**TASK**: For the copy, please give all of the data again exactly and leave the pictures out.

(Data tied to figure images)
++++++

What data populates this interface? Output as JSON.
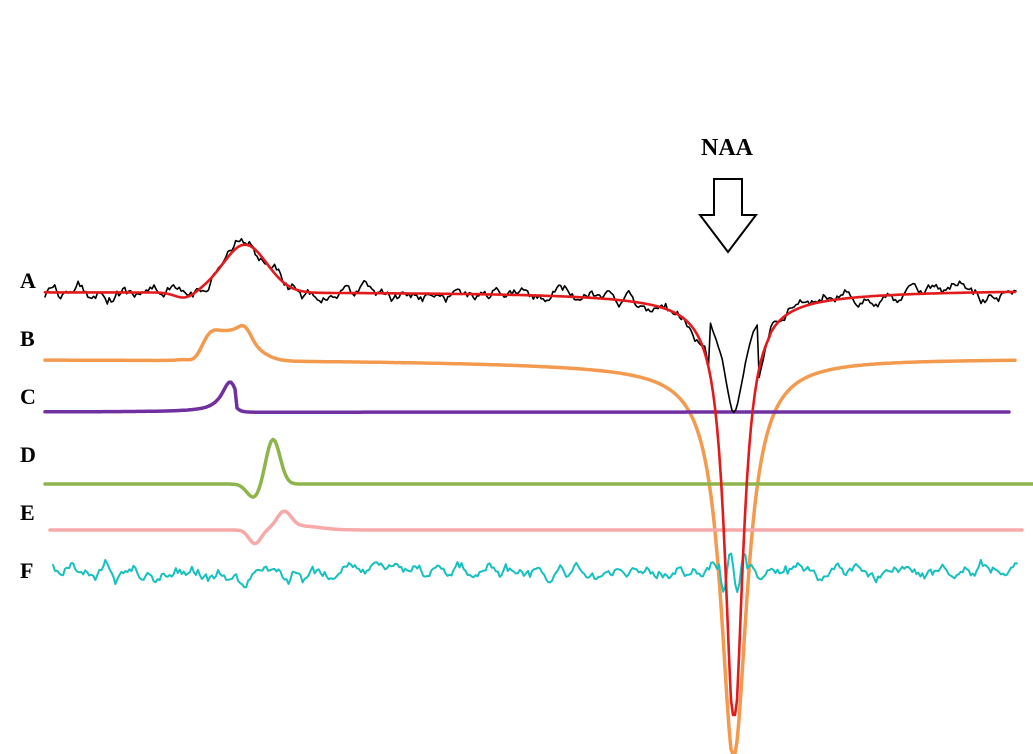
{
  "annotation": {
    "text": "NAA"
  },
  "traces": [
    {
      "label": "A",
      "color": "#000000"
    },
    {
      "label": "A",
      "color": "#e31a1c"
    },
    {
      "label": "B",
      "color": "#f49a4f"
    },
    {
      "label": "C",
      "color": "#7030a0"
    },
    {
      "label": "D",
      "color": "#8db54b"
    },
    {
      "label": "E",
      "color": "#f7a8a8"
    },
    {
      "label": "F",
      "color": "#17c0c0"
    }
  ]
}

++++++

**SOLUTION TO THIS TASK**:
What data populates this interface? Output as JSON.
{
  "annotation": {
    "text": "NAA"
  },
  "traces": [
    {
      "label": "A",
      "color": "#000000"
    },
    {
      "label": "A",
      "color": "#e31a1c"
    },
    {
      "label": "B",
      "color": "#f49a4f"
    },
    {
      "label": "C",
      "color": "#7030a0"
    },
    {
      "label": "D",
      "color": "#8db54b"
    },
    {
      "label": "E",
      "color": "#f7a8a8"
    },
    {
      "label": "F",
      "color": "#17c0c0"
    }
  ]
}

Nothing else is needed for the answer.